Work out the number of lines in the records that include the word "JSON"; reply with that number alone.

============================================================

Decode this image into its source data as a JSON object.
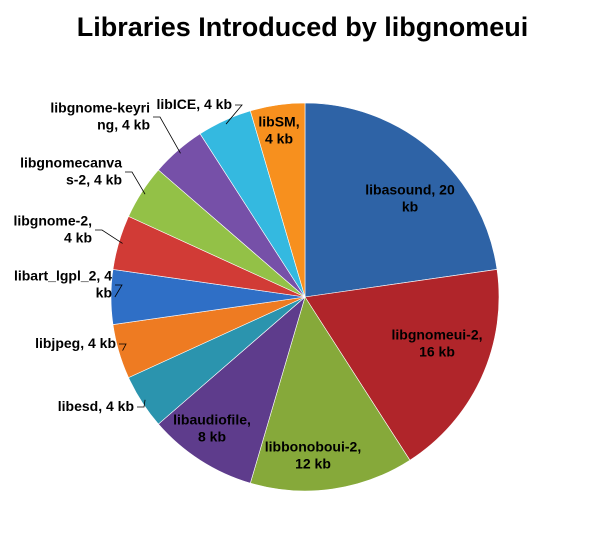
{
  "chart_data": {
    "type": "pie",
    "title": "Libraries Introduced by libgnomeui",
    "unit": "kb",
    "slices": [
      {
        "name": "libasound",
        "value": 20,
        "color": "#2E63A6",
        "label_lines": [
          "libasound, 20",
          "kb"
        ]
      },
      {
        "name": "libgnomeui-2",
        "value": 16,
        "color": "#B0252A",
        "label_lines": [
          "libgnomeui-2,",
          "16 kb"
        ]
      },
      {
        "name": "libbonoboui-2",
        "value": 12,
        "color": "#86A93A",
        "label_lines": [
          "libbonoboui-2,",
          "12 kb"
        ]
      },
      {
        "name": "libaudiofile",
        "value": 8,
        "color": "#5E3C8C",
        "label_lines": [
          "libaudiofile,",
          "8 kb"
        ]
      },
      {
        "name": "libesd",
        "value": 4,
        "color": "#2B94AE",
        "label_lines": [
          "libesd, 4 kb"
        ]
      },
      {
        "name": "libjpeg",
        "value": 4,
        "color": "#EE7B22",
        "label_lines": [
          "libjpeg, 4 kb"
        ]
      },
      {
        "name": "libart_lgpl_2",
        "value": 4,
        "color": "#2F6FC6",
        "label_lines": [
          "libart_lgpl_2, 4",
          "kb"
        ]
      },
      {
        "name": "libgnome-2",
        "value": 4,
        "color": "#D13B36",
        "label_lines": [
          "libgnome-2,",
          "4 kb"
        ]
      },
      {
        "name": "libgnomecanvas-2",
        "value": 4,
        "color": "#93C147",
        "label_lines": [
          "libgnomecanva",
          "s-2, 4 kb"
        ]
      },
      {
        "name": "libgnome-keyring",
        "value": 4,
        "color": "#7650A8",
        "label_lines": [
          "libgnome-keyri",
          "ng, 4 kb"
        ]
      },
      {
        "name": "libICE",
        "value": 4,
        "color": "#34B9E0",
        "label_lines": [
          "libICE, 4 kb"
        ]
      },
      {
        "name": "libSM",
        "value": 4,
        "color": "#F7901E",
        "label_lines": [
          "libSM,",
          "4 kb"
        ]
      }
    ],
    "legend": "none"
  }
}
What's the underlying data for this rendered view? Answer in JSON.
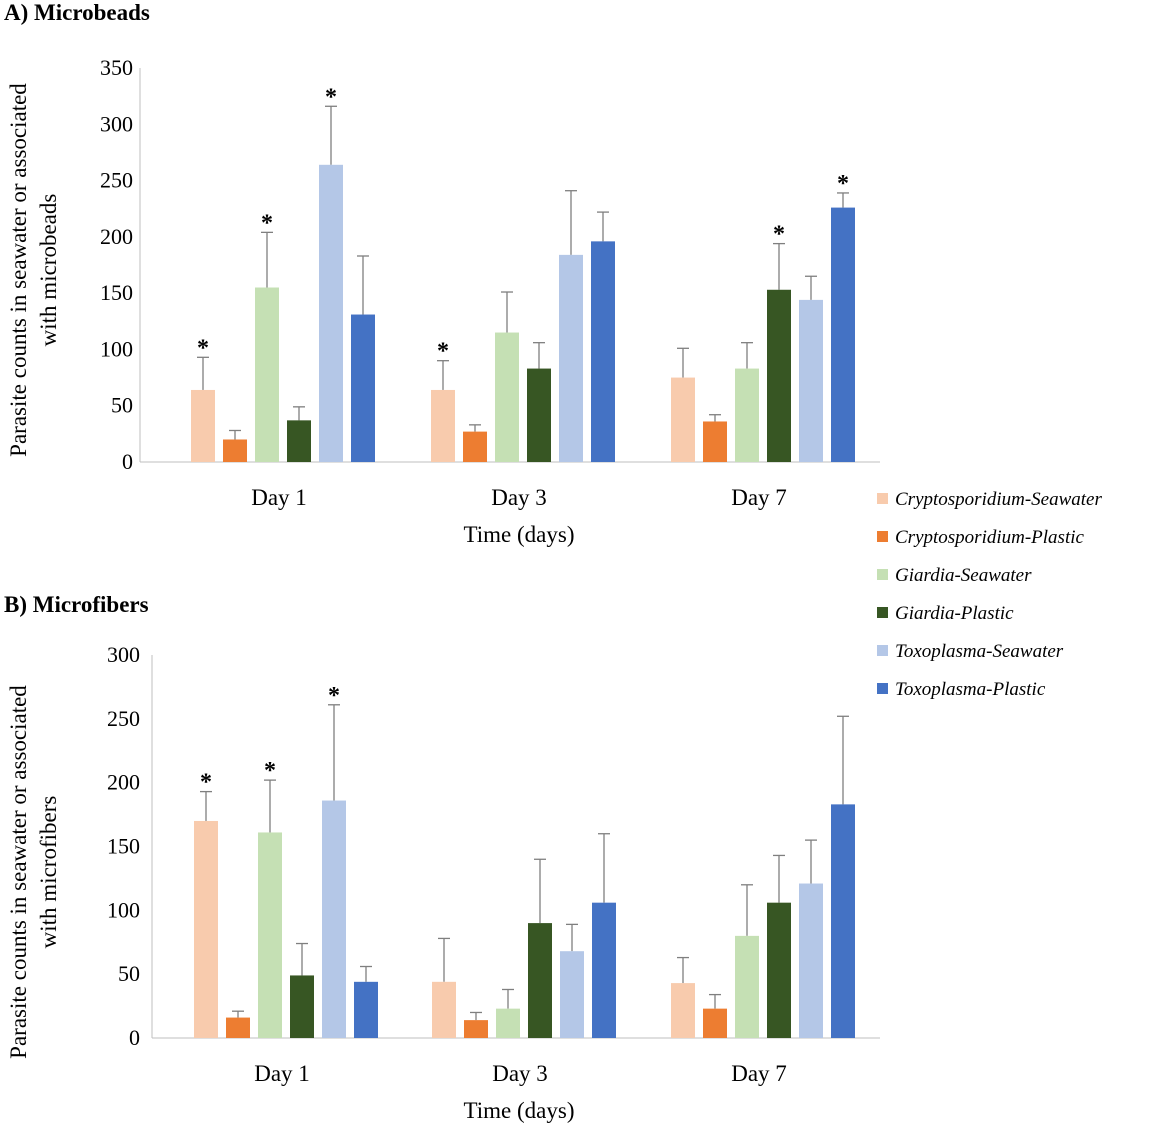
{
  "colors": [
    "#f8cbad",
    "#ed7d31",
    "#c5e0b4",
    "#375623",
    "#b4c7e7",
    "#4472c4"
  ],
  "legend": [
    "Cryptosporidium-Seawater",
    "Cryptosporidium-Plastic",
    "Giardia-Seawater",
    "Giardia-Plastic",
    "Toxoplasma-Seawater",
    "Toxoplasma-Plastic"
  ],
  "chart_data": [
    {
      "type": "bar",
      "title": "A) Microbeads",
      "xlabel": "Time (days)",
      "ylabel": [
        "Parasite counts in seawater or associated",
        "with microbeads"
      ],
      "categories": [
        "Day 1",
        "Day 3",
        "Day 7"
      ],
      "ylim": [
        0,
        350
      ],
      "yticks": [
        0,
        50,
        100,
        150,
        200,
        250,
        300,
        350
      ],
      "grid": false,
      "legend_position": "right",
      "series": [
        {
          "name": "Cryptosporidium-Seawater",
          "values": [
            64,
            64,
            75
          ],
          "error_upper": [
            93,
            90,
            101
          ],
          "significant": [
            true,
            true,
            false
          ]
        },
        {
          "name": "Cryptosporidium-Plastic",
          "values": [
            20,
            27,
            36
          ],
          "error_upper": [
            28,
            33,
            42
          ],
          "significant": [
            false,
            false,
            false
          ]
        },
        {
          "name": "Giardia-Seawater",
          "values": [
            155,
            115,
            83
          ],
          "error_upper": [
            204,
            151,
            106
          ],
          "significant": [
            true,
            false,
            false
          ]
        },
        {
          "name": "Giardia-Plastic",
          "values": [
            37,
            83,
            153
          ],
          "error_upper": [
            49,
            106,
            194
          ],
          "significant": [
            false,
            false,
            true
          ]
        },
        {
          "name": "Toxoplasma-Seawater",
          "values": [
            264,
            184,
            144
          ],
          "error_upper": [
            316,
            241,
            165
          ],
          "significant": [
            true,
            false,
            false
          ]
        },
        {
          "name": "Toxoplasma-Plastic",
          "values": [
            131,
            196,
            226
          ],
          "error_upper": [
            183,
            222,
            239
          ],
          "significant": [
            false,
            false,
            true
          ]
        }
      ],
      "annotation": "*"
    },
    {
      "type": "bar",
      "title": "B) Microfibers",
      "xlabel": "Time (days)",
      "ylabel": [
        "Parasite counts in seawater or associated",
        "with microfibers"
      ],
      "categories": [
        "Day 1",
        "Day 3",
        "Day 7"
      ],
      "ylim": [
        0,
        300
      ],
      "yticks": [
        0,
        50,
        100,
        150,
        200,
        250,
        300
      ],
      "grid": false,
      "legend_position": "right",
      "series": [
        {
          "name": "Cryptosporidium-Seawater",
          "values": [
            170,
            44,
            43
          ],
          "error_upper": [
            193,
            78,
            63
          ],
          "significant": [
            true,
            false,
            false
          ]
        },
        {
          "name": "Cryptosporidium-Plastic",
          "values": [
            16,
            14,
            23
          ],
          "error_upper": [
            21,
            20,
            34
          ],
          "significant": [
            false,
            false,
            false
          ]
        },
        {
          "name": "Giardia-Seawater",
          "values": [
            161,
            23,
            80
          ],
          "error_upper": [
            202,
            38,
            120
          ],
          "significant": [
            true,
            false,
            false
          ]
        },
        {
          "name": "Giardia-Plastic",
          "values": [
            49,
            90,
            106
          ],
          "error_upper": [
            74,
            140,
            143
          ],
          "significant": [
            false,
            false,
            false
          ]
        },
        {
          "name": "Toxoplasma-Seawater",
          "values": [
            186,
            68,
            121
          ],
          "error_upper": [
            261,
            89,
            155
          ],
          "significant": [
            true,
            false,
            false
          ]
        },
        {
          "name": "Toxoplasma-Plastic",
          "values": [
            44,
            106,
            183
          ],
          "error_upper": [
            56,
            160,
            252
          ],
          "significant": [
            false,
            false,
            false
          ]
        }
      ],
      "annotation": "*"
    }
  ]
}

============================================================

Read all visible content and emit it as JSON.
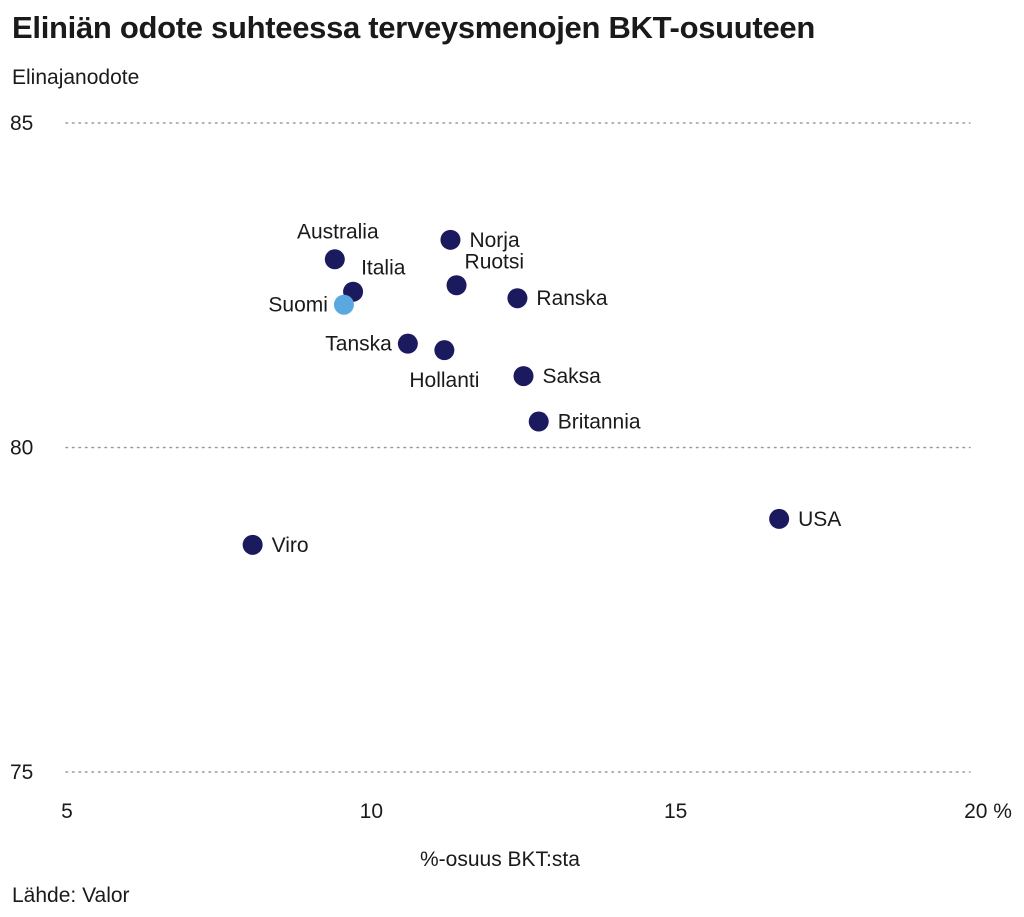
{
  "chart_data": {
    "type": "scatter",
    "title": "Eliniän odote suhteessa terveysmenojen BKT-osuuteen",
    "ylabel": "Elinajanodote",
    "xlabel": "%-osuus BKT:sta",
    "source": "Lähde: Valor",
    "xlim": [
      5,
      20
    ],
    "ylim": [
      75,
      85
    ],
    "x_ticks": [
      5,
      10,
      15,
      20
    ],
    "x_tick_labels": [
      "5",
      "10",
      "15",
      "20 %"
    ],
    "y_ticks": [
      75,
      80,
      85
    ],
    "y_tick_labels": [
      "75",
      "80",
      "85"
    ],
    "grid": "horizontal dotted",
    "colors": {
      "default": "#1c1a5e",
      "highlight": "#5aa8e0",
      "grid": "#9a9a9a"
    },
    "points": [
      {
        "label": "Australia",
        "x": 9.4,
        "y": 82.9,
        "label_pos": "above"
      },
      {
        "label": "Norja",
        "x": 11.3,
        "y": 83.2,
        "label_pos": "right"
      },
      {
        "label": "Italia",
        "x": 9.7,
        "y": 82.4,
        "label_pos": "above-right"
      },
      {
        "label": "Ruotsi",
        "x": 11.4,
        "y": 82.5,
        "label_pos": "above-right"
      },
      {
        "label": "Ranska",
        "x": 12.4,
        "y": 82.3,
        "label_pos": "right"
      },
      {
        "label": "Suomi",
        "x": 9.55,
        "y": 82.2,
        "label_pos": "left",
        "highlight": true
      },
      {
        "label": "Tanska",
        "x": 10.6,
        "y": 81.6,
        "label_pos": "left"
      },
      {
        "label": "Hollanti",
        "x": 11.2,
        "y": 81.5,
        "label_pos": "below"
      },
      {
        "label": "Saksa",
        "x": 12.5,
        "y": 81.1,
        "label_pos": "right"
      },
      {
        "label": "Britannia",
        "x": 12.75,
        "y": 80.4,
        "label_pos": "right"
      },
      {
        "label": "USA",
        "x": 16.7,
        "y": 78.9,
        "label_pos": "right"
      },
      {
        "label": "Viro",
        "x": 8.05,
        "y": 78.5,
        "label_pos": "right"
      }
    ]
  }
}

============================================================

EXERCISE SOLUTION -> 3